Records shown:

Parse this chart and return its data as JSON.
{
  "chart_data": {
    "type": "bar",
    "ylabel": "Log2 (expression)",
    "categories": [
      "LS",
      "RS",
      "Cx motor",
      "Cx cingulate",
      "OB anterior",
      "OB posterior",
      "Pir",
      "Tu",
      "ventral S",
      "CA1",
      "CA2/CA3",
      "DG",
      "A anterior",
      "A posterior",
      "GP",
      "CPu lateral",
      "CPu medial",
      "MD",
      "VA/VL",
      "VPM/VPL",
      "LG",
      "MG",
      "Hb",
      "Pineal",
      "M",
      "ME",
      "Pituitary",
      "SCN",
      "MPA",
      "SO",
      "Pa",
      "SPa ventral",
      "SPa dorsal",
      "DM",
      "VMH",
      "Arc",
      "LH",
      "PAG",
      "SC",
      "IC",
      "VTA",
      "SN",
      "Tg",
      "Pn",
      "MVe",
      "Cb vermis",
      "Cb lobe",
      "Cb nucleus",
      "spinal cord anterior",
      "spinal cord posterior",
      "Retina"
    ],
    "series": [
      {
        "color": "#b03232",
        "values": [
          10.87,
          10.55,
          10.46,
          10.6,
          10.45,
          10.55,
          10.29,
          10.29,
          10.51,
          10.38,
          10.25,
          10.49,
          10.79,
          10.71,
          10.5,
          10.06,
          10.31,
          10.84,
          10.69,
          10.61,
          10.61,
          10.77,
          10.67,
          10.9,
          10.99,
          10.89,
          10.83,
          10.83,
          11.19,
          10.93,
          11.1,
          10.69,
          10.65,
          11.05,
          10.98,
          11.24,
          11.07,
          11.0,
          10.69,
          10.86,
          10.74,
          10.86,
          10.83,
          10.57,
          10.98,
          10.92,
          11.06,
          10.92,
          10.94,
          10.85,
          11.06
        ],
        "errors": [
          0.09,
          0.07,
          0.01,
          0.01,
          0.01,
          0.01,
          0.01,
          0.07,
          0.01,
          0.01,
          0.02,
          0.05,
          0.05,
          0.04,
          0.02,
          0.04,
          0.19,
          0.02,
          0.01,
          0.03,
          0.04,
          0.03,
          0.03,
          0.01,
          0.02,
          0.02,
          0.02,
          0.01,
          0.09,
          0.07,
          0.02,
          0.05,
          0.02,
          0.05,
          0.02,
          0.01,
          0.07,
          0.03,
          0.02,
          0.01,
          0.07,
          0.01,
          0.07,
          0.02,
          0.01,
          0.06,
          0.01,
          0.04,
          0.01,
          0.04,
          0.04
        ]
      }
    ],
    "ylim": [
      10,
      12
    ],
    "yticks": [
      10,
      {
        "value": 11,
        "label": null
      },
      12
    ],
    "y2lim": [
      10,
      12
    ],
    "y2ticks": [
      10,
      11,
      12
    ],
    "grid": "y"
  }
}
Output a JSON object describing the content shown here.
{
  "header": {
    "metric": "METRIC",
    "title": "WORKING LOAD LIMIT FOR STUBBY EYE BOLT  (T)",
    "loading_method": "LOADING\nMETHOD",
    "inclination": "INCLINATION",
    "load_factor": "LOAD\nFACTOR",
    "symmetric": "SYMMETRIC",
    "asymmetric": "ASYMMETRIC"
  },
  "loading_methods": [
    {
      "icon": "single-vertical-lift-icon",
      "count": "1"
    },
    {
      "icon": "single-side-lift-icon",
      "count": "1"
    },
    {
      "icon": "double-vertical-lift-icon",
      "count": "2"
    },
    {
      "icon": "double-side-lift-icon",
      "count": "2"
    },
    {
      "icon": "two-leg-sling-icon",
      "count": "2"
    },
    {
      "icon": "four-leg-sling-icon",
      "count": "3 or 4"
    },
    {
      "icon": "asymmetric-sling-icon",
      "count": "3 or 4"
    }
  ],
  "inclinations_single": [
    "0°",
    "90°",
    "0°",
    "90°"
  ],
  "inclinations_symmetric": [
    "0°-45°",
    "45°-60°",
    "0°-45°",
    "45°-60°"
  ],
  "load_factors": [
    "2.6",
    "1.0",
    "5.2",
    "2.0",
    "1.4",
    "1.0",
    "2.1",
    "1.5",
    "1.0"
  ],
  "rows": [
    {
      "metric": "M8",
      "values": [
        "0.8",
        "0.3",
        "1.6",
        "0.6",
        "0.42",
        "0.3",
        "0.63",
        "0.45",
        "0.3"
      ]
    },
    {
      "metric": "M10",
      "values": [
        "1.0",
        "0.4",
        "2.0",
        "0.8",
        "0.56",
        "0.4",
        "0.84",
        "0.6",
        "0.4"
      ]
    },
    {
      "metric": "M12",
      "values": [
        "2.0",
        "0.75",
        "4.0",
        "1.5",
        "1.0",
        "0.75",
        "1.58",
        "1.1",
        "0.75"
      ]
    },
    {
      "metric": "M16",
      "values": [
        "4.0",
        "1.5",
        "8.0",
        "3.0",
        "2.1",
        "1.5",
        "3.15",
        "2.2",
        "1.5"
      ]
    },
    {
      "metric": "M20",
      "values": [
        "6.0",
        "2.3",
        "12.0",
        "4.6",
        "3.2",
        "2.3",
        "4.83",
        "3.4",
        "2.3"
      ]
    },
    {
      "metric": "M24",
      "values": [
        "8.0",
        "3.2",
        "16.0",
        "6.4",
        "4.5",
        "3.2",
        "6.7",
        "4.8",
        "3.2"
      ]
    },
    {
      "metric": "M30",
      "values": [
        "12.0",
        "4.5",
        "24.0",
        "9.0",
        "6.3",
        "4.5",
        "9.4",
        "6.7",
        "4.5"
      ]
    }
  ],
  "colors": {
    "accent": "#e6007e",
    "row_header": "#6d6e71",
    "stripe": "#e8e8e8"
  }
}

What to produce: From the preceding material, extract every line exactly.

Solution for this task:
Parse this chart and return its data as JSON.
{
  "chart_data": {
    "type": "bar",
    "ylabel": "Log2 (expression)",
    "categories": [
      "LS",
      "RS",
      "Cx motor",
      "Cx cingulate",
      "OB anterior",
      "OB posterior",
      "Pir",
      "Tu",
      "ventral S",
      "CA1",
      "CA2/CA3",
      "DG",
      "A anterior",
      "A posterior",
      "GP",
      "CPu lateral",
      "CPu medial",
      "MD",
      "VA/VL",
      "VPM/VPL",
      "LG",
      "MG",
      "Hb",
      "Pineal",
      "M",
      "ME",
      "Pituitary",
      "SCN",
      "MPA",
      "SO",
      "Pa",
      "SPa ventral",
      "SPa dorsal",
      "DM",
      "VMH",
      "Arc",
      "LH",
      "PAG",
      "SC",
      "IC",
      "VTA",
      "SN",
      "Tg",
      "Pn",
      "MVe",
      "Cb vermis",
      "Cb lobe",
      "Cb nucleus",
      "spinal cord anterior",
      "spinal cord posterior",
      "Retina"
    ],
    "series": [
      {
        "color": "#b03232",
        "values": [
          10.87,
          10.55,
          10.46,
          10.6,
          10.45,
          10.55,
          10.29,
          10.29,
          10.51,
          10.38,
          10.25,
          10.49,
          10.79,
          10.71,
          10.5,
          10.06,
          10.31,
          10.84,
          10.69,
          10.61,
          10.61,
          10.77,
          10.67,
          10.9,
          10.99,
          10.89,
          10.83,
          10.83,
          11.19,
          10.93,
          11.1,
          10.69,
          10.65,
          11.05,
          10.98,
          11.24,
          11.07,
          11.0,
          10.69,
          10.86,
          10.74,
          10.86,
          10.83,
          10.57,
          10.98,
          10.92,
          11.06,
          10.92,
          10.94,
          10.85,
          11.06
        ],
        "errors": [
          0.09,
          0.07,
          0.01,
          0.01,
          0.01,
          0.01,
          0.01,
          0.07,
          0.01,
          0.01,
          0.02,
          0.05,
          0.05,
          0.04,
          0.02,
          0.04,
          0.19,
          0.02,
          0.01,
          0.03,
          0.04,
          0.03,
          0.03,
          0.01,
          0.02,
          0.02,
          0.02,
          0.01,
          0.09,
          0.07,
          0.02,
          0.05,
          0.02,
          0.05,
          0.02,
          0.01,
          0.07,
          0.03,
          0.02,
          0.01,
          0.07,
          0.01,
          0.07,
          0.02,
          0.01,
          0.06,
          0.01,
          0.04,
          0.01,
          0.04,
          0.04
        ]
      }
    ],
    "ylim": [
      10,
      12
    ],
    "yticks": [
      10,
      {
        "value": 11,
        "label": null
      },
      12
    ],
    "y2lim": [
      10,
      12
    ],
    "y2ticks": [
      10,
      11,
      12
    ],
    "grid": "y"
  }
}
Output a JSON object describing the content shown here.
{
  "header": {
    "metric": "METRIC",
    "title": "WORKING LOAD LIMIT FOR STUBBY EYE BOLT  (T)",
    "loading_method": "LOADING\nMETHOD",
    "inclination": "INCLINATION",
    "load_factor": "LOAD\nFACTOR",
    "symmetric": "SYMMETRIC",
    "asymmetric": "ASYMMETRIC"
  },
  "loading_methods": [
    {
      "icon": "single-vertical-lift-icon",
      "count": "1"
    },
    {
      "icon": "single-side-lift-icon",
      "count": "1"
    },
    {
      "icon": "double-vertical-lift-icon",
      "count": "2"
    },
    {
      "icon": "double-side-lift-icon",
      "count": "2"
    },
    {
      "icon": "two-leg-sling-icon",
      "count": "2"
    },
    {
      "icon": "four-leg-sling-icon",
      "count": "3 or 4"
    },
    {
      "icon": "asymmetric-sling-icon",
      "count": "3 or 4"
    }
  ],
  "inclinations_single": [
    "0°",
    "90°",
    "0°",
    "90°"
  ],
  "inclinations_symmetric": [
    "0°-45°",
    "45°-60°",
    "0°-45°",
    "45°-60°"
  ],
  "load_factors": [
    "2.6",
    "1.0",
    "5.2",
    "2.0",
    "1.4",
    "1.0",
    "2.1",
    "1.5",
    "1.0"
  ],
  "rows": [
    {
      "metric": "M8",
      "values": [
        "0.8",
        "0.3",
        "1.6",
        "0.6",
        "0.42",
        "0.3",
        "0.63",
        "0.45",
        "0.3"
      ]
    },
    {
      "metric": "M10",
      "values": [
        "1.0",
        "0.4",
        "2.0",
        "0.8",
        "0.56",
        "0.4",
        "0.84",
        "0.6",
        "0.4"
      ]
    },
    {
      "metric": "M12",
      "values": [
        "2.0",
        "0.75",
        "4.0",
        "1.5",
        "1.0",
        "0.75",
        "1.58",
        "1.1",
        "0.75"
      ]
    },
    {
      "metric": "M16",
      "values": [
        "4.0",
        "1.5",
        "8.0",
        "3.0",
        "2.1",
        "1.5",
        "3.15",
        "2.2",
        "1.5"
      ]
    },
    {
      "metric": "M20",
      "values": [
        "6.0",
        "2.3",
        "12.0",
        "4.6",
        "3.2",
        "2.3",
        "4.83",
        "3.4",
        "2.3"
      ]
    },
    {
      "metric": "M24",
      "values": [
        "8.0",
        "3.2",
        "16.0",
        "6.4",
        "4.5",
        "3.2",
        "6.7",
        "4.8",
        "3.2"
      ]
    },
    {
      "metric": "M30",
      "values": [
        "12.0",
        "4.5",
        "24.0",
        "9.0",
        "6.3",
        "4.5",
        "9.4",
        "6.7",
        "4.5"
      ]
    }
  ],
  "colors": {
    "accent": "#e6007e",
    "row_header": "#6d6e71",
    "stripe": "#e8e8e8"
  }
}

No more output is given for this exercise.